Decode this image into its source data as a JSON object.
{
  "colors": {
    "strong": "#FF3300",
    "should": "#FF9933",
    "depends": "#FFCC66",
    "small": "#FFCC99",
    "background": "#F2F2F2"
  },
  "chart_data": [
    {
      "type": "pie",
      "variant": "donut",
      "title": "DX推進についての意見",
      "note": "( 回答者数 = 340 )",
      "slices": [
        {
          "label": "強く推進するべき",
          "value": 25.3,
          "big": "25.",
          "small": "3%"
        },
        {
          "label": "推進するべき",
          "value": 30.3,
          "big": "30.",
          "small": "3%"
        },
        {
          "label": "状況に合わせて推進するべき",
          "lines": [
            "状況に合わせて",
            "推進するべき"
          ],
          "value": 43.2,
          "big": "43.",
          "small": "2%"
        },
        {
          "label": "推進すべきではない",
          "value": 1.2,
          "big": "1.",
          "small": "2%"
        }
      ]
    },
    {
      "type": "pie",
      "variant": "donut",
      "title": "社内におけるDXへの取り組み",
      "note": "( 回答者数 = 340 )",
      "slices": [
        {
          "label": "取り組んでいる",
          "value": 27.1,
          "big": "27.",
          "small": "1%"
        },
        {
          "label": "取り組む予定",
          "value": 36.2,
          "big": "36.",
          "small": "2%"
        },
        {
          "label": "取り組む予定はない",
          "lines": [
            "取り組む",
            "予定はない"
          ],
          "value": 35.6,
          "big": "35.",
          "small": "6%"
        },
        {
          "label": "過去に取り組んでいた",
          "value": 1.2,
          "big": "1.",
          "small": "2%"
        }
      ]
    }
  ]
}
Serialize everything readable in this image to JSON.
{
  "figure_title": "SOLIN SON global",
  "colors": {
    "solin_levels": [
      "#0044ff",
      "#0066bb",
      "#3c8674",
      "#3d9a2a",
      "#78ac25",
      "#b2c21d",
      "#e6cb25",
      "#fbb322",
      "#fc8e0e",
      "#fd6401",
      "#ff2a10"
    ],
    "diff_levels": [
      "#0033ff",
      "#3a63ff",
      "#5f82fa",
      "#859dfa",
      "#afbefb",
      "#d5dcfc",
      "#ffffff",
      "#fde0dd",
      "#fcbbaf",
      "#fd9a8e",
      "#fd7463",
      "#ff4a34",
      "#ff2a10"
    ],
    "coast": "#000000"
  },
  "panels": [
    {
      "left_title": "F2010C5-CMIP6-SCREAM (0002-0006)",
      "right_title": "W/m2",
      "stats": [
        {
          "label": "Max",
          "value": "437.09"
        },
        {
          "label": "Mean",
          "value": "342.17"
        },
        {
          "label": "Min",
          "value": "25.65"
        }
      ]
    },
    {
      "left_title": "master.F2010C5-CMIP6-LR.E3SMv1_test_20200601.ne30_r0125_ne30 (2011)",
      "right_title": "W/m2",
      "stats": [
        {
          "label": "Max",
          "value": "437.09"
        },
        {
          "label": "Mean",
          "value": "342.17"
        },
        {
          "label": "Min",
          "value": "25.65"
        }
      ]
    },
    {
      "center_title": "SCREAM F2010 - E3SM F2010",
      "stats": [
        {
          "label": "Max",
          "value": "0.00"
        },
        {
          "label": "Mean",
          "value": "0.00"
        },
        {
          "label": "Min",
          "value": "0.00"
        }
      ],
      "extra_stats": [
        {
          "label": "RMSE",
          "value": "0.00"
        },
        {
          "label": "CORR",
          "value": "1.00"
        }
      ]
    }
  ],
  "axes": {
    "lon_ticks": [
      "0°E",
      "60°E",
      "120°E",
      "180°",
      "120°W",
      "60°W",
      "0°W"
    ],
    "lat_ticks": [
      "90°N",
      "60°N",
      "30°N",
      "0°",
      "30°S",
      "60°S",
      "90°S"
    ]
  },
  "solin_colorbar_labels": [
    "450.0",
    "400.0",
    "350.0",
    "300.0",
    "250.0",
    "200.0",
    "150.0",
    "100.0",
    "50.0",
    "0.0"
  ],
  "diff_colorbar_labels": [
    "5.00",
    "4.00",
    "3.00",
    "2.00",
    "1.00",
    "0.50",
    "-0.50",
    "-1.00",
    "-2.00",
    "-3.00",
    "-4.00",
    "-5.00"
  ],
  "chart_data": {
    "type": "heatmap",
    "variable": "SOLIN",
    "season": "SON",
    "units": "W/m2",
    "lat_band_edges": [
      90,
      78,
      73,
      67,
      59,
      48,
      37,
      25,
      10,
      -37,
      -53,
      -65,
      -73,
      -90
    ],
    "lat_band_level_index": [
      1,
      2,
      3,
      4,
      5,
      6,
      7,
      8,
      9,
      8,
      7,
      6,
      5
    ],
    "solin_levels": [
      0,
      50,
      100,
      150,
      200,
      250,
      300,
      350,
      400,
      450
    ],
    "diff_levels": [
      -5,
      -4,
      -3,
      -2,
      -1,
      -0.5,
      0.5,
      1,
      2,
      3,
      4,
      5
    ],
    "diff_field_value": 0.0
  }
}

→ Exercise: Check every line of the data, and copy the ones that contain "SCREAM".

→ Full solution:
      "left_title": "F2010C5-CMIP6-SCREAM (0002-0006)",
      "center_title": "SCREAM F2010 - E3SM F2010",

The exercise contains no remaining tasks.